## START Material for this task

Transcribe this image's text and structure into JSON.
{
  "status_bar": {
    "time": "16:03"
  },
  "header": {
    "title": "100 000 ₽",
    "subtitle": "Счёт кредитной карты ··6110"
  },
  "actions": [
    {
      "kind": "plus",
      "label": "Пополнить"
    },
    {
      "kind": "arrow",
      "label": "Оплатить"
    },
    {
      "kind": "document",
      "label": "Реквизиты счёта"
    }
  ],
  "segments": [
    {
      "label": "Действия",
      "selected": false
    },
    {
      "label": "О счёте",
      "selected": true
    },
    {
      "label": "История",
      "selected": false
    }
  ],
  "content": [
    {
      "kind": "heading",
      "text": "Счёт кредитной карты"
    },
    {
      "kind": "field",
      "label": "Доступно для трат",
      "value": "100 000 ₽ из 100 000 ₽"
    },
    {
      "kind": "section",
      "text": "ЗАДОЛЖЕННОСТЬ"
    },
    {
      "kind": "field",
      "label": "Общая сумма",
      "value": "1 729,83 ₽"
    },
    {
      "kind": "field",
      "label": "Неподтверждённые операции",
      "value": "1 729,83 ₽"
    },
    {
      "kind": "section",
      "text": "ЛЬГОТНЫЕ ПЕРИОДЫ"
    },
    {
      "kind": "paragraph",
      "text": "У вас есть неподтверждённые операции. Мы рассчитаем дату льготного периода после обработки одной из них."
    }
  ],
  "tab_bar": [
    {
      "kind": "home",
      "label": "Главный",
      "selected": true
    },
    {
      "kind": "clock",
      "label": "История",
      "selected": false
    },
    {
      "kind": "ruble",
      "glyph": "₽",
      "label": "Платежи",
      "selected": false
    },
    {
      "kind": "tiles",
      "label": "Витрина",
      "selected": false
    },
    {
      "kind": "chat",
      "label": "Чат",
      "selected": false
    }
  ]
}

## END Material for this task

Short exercise:
Retype the material in full. Each word must match.

Answer to this problem:
Transcribe this image's text and structure into JSON.
{
  "status_bar": {
    "time": "16:03"
  },
  "header": {
    "title": "100 000 ₽",
    "subtitle": "Счёт кредитной карты ··6110"
  },
  "actions": [
    {
      "kind": "plus",
      "label": "Пополнить"
    },
    {
      "kind": "arrow",
      "label": "Оплатить"
    },
    {
      "kind": "document",
      "label": "Реквизиты счёта"
    }
  ],
  "segments": [
    {
      "label": "Действия",
      "selected": false
    },
    {
      "label": "О счёте",
      "selected": true
    },
    {
      "label": "История",
      "selected": false
    }
  ],
  "content": [
    {
      "kind": "heading",
      "text": "Счёт кредитной карты"
    },
    {
      "kind": "field",
      "label": "Доступно для трат",
      "value": "100 000 ₽ из 100 000 ₽"
    },
    {
      "kind": "section",
      "text": "ЗАДОЛЖЕННОСТЬ"
    },
    {
      "kind": "field",
      "label": "Общая сумма",
      "value": "1 729,83 ₽"
    },
    {
      "kind": "field",
      "label": "Неподтверждённые операции",
      "value": "1 729,83 ₽"
    },
    {
      "kind": "section",
      "text": "ЛЬГОТНЫЕ ПЕРИОДЫ"
    },
    {
      "kind": "paragraph",
      "text": "У вас есть неподтверждённые операции. Мы рассчитаем дату льготного периода после обработки одной из них."
    }
  ],
  "tab_bar": [
    {
      "kind": "home",
      "label": "Главный",
      "selected": true
    },
    {
      "kind": "clock",
      "label": "История",
      "selected": false
    },
    {
      "kind": "ruble",
      "glyph": "₽",
      "label": "Платежи",
      "selected": false
    },
    {
      "kind": "tiles",
      "label": "Витрина",
      "selected": false
    },
    {
      "kind": "chat",
      "label": "Чат",
      "selected": false
    }
  ]
}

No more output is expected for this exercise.